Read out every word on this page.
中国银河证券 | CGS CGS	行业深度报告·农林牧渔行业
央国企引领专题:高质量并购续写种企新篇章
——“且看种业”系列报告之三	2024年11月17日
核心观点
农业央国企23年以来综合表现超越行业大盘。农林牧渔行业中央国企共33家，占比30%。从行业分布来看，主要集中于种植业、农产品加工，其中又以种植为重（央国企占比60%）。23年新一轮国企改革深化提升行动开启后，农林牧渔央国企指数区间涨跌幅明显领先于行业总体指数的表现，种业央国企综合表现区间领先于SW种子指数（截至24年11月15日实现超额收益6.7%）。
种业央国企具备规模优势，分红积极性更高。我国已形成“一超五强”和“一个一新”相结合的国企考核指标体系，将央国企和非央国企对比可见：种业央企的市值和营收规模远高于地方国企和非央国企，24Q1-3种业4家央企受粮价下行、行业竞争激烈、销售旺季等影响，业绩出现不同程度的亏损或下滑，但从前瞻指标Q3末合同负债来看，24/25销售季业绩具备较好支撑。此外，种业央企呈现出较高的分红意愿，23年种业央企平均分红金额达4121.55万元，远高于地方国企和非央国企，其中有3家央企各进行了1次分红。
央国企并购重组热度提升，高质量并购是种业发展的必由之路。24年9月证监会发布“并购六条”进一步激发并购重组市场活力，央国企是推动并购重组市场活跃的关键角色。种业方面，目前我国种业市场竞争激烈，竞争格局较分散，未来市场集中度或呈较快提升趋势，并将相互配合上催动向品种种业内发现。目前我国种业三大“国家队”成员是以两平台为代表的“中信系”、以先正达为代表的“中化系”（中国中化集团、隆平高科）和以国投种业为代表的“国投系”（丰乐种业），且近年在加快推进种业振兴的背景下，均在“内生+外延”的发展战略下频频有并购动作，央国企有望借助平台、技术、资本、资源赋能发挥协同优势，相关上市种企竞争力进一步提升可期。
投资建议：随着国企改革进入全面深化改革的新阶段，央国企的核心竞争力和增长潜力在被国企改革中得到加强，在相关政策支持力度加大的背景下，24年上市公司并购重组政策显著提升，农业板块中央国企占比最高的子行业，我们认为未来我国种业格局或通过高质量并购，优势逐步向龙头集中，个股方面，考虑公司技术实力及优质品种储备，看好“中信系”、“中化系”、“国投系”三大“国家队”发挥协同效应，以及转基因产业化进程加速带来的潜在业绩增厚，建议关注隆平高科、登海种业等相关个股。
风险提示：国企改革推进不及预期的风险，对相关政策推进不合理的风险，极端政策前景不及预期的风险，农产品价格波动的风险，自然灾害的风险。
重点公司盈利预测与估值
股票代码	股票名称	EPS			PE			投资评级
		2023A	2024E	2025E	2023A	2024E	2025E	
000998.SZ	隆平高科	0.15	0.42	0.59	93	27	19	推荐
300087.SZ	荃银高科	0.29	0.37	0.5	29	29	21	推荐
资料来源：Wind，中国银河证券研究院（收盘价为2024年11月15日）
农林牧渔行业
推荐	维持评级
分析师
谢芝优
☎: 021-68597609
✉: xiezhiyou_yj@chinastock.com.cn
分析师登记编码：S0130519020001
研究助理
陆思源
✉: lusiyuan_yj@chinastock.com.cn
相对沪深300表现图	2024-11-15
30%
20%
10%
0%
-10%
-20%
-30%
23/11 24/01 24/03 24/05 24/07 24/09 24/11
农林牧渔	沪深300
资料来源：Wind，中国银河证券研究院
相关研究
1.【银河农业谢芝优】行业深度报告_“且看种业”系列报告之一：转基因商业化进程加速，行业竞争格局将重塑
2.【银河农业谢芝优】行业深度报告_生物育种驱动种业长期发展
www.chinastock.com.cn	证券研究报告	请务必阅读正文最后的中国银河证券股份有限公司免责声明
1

*What to produce*:
Please repeat all the records above exactly as they appear.

*The answer*:
Read out every word on this page.
中国银河证券 | CGS CGS	行业深度报告·农林牧渔行业
央国企引领专题:高质量并购续写种企新篇章
——“且看种业”系列报告之三	2024年11月17日
核心观点
农业央国企23年以来综合表现超越行业大盘。农林牧渔行业中央国企共33家，占比30%。从行业分布来看，主要集中于种植业、农产品加工，其中又以种植为重（央国企占比60%）。23年新一轮国企改革深化提升行动开启后，农林牧渔央国企指数区间涨跌幅明显领先于行业总体指数的表现，种业央国企综合表现区间领先于SW种子指数（截至24年11月15日实现超额收益6.7%）。
种业央国企具备规模优势，分红积极性更高。我国已形成“一超五强”和“一个一新”相结合的国企考核指标体系，将央国企和非央国企对比可见：种业央企的市值和营收规模远高于地方国企和非央国企，24Q1-3种业4家央企受粮价下行、行业竞争激烈、销售旺季等影响，业绩出现不同程度的亏损或下滑，但从前瞻指标Q3末合同负债来看，24/25销售季业绩具备较好支撑。此外，种业央企呈现出较高的分红意愿，23年种业央企平均分红金额达4121.55万元，远高于地方国企和非央国企，其中有3家央企各进行了1次分红。
央国企并购重组热度提升，高质量并购是种业发展的必由之路。24年9月证监会发布“并购六条”进一步激发并购重组市场活力，央国企是推动并购重组市场活跃的关键角色。种业方面，目前我国种业市场竞争激烈，竞争格局较分散，未来市场集中度或呈较快提升趋势，并将相互配合上催动向品种种业内发现。目前我国种业三大“国家队”成员是以两平台为代表的“中信系”、以先正达为代表的“中化系”（中国中化集团、隆平高科）和以国投种业为代表的“国投系”（丰乐种业），且近年在加快推进种业振兴的背景下，均在“内生+外延”的发展战略下频频有并购动作，央国企有望借助平台、技术、资本、资源赋能发挥协同优势，相关上市种企竞争力进一步提升可期。
投资建议：随着国企改革进入全面深化改革的新阶段，央国企的核心竞争力和增长潜力在被国企改革中得到加强，在相关政策支持力度加大的背景下，24年上市公司并购重组政策显著提升，农业板块中央国企占比最高的子行业，我们认为未来我国种业格局或通过高质量并购，优势逐步向龙头集中，个股方面，考虑公司技术实力及优质品种储备，看好“中信系”、“中化系”、“国投系”三大“国家队”发挥协同效应，以及转基因产业化进程加速带来的潜在业绩增厚，建议关注隆平高科、登海种业等相关个股。
风险提示：国企改革推进不及预期的风险，对相关政策推进不合理的风险，极端政策前景不及预期的风险，农产品价格波动的风险，自然灾害的风险。
重点公司盈利预测与估值
股票代码	股票名称	EPS			PE			投资评级
		2023A	2024E	2025E	2023A	2024E	2025E	
000998.SZ	隆平高科	0.15	0.42	0.59	93	27	19	推荐
300087.SZ	荃银高科	0.29	0.37	0.5	29	29	21	推荐
资料来源：Wind，中国银河证券研究院（收盘价为2024年11月15日）
农林牧渔行业
推荐	维持评级
分析师
谢芝优
☎: 021-68597609
✉: xiezhiyou_yj@chinastock.com.cn
分析师登记编码：S0130519020001
研究助理
陆思源
✉: lusiyuan_yj@chinastock.com.cn
相对沪深300表现图	2024-11-15
30%
20%
10%
0%
-10%
-20%
-30%
23/11 24/01 24/03 24/05 24/07 24/09 24/11
农林牧渔	沪深300
资料来源：Wind，中国银河证券研究院
相关研究
1.【银河农业谢芝优】行业深度报告_“且看种业”系列报告之一：转基因商业化进程加速，行业竞争格局将重塑
2.【银河农业谢芝优】行业深度报告_生物育种驱动种业长期发展
www.chinastock.com.cn	证券研究报告	请务必阅读正文最后的中国银河证券股份有限公司免责声明
1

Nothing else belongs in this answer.